▶ [SUPPLIED MATERIAL]
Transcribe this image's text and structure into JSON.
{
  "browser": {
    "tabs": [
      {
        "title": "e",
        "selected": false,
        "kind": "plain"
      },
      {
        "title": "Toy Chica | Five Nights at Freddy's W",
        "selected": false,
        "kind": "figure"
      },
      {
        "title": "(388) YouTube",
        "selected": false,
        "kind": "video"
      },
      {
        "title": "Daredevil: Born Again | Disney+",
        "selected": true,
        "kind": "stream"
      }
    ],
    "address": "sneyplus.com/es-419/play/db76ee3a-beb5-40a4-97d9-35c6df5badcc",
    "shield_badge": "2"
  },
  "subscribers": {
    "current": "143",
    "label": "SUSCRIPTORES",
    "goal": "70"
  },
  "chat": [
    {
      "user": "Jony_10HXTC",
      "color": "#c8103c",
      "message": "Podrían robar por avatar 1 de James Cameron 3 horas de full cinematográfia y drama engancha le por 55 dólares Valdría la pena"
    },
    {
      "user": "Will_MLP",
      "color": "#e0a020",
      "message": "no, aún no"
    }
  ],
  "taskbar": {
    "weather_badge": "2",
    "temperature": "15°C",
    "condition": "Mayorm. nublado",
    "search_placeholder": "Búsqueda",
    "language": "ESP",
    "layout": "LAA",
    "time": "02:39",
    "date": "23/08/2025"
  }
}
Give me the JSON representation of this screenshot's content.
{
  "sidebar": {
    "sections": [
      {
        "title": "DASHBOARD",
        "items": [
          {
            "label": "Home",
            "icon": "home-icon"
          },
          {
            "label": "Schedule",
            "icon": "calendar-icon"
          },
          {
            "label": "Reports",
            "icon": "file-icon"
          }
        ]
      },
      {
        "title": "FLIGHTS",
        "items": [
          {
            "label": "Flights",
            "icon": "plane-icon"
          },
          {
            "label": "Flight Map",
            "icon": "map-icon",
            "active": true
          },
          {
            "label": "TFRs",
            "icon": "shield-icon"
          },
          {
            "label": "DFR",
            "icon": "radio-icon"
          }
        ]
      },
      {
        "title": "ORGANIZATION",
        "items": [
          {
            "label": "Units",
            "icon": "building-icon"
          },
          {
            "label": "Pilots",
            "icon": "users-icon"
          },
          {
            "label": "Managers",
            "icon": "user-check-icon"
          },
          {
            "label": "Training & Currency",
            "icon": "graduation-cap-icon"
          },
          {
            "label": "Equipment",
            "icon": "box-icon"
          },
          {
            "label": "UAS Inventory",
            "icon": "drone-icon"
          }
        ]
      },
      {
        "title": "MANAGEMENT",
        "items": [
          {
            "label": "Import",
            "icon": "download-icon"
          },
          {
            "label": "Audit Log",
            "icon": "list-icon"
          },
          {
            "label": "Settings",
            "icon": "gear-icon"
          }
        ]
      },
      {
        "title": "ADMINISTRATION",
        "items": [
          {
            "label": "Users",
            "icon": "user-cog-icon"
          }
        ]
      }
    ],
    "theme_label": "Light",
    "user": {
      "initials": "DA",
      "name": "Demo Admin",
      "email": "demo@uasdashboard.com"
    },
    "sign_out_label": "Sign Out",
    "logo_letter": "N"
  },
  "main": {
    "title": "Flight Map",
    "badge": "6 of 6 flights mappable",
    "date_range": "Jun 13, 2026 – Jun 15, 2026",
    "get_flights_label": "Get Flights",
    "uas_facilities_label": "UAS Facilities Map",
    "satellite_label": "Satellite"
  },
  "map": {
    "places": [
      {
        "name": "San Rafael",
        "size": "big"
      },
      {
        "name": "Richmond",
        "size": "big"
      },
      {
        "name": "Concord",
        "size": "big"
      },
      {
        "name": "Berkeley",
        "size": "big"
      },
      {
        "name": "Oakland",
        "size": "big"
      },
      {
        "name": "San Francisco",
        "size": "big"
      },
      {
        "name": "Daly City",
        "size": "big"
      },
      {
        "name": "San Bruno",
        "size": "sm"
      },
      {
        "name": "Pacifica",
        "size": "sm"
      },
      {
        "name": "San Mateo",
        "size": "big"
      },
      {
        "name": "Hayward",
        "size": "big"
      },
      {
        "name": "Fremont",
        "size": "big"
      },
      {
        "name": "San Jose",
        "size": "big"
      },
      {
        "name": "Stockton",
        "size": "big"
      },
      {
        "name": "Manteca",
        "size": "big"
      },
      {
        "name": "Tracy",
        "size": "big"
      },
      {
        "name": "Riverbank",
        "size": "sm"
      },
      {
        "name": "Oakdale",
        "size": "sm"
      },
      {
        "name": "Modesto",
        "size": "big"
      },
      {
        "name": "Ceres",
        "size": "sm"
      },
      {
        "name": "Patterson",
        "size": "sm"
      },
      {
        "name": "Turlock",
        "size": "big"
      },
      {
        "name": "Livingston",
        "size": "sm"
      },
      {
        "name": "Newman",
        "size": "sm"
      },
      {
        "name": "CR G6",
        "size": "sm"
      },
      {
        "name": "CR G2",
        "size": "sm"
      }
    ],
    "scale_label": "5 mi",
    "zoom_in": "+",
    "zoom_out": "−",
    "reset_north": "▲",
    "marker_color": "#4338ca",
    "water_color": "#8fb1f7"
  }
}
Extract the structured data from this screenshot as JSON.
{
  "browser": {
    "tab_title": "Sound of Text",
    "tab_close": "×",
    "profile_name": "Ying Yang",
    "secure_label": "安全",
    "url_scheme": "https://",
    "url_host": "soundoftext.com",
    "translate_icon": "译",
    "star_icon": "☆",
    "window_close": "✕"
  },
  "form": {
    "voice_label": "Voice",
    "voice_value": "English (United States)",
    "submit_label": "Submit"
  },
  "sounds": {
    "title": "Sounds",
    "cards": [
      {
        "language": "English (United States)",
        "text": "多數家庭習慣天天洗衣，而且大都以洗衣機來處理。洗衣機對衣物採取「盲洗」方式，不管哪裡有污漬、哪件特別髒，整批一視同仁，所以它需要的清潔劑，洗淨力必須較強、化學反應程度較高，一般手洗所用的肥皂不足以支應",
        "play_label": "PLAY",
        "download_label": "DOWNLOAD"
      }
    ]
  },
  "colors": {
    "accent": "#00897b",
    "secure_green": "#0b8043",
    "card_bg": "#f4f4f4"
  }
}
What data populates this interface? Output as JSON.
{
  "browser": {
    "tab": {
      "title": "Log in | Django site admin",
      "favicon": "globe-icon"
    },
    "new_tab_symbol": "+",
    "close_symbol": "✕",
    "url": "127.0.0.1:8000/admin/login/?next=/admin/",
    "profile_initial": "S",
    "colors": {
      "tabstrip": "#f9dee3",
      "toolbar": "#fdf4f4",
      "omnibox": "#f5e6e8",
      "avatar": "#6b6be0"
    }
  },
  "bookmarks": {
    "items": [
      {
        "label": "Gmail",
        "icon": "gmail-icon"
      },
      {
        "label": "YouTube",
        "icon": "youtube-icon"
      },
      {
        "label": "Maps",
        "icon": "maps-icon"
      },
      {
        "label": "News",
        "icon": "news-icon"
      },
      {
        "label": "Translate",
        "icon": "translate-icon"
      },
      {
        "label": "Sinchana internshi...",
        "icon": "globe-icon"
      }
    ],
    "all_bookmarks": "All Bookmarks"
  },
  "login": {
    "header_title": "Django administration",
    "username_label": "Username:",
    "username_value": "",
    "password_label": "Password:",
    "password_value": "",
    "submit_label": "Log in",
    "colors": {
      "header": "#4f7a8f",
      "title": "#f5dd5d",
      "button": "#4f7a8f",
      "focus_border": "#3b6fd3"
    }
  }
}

▶ [SHORT PROBLEM] The word "avatar" may appear on some lines of these records; state how many such lines there are, and nothing else.

▶ [RESPONSE TO THE EXERCISE] 2